_What you will do_
Every line below that contains "Show" is to be copied.

_Available data_
▬▬▬▬▬▬▬▬▬▬

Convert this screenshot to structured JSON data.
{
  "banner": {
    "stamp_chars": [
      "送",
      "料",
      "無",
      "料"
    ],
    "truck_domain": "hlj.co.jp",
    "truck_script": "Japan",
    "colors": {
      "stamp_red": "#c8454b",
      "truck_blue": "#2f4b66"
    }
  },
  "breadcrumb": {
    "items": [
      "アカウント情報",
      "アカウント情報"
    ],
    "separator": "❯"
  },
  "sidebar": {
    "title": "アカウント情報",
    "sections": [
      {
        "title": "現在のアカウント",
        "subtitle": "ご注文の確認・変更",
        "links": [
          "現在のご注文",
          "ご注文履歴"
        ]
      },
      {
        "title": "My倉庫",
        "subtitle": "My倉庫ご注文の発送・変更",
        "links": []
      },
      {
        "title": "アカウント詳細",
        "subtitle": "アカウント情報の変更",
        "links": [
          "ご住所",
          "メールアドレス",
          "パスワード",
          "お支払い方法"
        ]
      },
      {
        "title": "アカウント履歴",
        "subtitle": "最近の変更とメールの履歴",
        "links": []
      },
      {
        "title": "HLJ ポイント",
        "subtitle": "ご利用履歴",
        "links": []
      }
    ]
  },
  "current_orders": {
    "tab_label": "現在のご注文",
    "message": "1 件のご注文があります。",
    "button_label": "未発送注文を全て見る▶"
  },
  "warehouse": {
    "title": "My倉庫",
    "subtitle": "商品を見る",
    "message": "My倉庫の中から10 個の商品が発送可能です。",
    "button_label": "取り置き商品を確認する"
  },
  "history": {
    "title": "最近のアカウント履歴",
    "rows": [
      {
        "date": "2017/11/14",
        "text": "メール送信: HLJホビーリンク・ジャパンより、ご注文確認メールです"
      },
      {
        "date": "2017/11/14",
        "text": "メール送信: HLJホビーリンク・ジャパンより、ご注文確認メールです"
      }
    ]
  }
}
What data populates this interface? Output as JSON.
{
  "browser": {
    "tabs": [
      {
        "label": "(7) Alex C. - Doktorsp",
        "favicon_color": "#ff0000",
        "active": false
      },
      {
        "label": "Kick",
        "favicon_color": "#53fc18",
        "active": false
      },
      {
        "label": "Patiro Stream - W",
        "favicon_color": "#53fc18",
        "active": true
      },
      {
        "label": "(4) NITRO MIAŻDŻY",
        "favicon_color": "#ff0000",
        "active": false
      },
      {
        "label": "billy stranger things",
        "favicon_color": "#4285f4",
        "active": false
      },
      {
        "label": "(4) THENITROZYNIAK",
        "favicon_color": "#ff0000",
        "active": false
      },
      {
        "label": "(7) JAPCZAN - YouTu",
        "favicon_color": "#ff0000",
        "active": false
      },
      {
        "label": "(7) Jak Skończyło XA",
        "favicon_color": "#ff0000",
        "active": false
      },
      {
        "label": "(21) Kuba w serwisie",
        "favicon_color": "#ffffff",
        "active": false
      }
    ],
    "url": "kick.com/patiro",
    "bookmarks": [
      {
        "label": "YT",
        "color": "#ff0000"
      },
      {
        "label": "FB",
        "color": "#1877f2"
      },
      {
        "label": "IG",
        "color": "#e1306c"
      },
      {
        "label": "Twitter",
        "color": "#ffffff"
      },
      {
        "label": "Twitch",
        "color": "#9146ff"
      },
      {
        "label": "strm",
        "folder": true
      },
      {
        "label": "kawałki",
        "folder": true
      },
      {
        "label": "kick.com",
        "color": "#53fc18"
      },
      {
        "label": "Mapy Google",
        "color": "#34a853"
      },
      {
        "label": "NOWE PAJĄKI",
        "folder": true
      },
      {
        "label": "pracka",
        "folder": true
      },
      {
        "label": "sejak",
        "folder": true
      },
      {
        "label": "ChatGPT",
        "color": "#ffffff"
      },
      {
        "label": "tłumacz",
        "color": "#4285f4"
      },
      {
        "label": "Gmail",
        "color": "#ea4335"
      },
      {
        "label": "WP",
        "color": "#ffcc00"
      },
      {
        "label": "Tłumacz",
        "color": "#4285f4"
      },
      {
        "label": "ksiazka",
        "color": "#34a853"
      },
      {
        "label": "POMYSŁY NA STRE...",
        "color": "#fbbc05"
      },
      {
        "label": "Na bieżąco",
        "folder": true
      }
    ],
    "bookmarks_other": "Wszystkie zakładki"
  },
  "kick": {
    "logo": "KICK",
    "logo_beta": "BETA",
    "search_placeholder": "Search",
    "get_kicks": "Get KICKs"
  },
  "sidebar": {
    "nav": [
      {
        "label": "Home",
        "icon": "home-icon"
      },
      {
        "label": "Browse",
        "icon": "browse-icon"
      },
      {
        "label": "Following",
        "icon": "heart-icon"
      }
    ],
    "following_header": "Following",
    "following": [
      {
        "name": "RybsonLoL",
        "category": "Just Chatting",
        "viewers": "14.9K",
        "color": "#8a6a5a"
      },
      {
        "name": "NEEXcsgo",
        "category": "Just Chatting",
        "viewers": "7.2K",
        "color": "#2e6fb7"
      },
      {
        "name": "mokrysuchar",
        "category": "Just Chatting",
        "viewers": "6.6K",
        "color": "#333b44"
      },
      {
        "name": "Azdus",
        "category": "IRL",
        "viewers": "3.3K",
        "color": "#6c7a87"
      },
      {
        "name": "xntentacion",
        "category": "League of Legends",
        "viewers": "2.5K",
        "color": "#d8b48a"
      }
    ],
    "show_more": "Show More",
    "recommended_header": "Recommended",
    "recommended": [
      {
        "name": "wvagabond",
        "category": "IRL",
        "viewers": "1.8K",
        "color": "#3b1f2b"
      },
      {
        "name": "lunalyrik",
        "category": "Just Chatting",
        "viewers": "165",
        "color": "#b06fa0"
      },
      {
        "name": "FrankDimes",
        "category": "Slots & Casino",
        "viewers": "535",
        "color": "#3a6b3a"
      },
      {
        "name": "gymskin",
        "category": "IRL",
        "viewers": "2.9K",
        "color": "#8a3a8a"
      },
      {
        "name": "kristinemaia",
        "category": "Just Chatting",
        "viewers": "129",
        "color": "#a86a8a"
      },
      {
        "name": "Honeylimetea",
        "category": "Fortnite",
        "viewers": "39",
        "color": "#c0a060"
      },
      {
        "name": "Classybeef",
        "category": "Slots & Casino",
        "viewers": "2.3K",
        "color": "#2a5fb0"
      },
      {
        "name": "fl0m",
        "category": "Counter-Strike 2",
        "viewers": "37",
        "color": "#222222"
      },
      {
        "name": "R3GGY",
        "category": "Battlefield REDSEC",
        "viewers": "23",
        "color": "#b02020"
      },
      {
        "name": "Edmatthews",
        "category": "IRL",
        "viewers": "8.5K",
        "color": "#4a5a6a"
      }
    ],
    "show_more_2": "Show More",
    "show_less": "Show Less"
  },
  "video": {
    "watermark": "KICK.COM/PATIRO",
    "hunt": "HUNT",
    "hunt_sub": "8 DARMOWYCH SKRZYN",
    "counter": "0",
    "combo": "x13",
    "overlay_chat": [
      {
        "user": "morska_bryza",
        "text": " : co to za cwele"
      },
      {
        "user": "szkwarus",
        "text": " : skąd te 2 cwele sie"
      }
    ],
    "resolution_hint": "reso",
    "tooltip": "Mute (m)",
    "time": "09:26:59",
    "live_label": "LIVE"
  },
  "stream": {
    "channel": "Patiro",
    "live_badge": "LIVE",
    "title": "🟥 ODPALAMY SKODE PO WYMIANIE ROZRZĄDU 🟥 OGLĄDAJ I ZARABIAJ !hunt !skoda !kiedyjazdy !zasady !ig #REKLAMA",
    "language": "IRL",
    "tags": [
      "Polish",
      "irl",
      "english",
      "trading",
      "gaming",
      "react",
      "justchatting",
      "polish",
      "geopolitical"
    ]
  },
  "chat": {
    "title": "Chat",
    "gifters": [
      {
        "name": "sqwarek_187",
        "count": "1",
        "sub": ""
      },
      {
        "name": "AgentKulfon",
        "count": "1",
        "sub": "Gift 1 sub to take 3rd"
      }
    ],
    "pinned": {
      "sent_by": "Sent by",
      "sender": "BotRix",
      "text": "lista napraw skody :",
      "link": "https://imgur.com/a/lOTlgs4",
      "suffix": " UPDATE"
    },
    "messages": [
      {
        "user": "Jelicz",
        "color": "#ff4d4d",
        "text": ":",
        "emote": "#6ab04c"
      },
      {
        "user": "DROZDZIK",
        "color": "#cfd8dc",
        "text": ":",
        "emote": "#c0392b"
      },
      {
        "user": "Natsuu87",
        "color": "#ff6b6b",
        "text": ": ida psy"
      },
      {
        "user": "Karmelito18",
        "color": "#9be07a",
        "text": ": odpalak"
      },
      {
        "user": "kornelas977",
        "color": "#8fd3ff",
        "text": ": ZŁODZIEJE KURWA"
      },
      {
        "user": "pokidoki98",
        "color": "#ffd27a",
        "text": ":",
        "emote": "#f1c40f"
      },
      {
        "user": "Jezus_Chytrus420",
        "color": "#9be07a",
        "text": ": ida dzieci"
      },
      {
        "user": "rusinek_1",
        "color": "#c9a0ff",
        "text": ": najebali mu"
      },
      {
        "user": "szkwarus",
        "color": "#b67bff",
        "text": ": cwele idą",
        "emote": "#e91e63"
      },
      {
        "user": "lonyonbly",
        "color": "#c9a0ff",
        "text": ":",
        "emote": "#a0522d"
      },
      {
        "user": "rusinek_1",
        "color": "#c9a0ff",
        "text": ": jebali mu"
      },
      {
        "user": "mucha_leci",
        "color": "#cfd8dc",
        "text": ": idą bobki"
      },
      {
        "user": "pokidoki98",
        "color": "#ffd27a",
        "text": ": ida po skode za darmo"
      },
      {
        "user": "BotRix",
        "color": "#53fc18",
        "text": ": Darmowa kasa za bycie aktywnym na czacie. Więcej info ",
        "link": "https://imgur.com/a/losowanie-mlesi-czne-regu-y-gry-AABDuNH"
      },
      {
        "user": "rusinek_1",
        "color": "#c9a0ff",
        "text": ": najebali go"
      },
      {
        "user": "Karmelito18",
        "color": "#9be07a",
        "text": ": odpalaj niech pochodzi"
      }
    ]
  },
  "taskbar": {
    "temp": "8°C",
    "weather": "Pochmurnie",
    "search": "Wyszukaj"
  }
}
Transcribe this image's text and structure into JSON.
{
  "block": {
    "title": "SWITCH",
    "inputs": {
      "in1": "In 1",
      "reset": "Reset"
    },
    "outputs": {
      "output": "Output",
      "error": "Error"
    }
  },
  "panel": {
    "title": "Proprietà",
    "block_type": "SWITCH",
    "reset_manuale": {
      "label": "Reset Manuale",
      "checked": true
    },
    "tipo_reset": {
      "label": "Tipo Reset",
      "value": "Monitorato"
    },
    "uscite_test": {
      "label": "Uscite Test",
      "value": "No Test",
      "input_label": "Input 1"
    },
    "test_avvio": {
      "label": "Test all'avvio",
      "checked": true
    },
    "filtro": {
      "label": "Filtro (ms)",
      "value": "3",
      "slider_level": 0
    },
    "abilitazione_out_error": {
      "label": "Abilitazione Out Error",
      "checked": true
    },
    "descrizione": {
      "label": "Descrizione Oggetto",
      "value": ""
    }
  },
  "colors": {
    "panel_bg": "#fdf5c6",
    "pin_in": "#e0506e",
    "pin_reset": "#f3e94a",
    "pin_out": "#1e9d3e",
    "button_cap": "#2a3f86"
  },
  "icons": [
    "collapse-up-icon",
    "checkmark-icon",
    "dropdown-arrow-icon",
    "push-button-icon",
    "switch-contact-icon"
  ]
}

▬▬▬▬▬▬▬▬▬▬

_Answer below_
    "show_more": "Show More",
    "show_more_2": "Show More",
    "show_less": "Show Less"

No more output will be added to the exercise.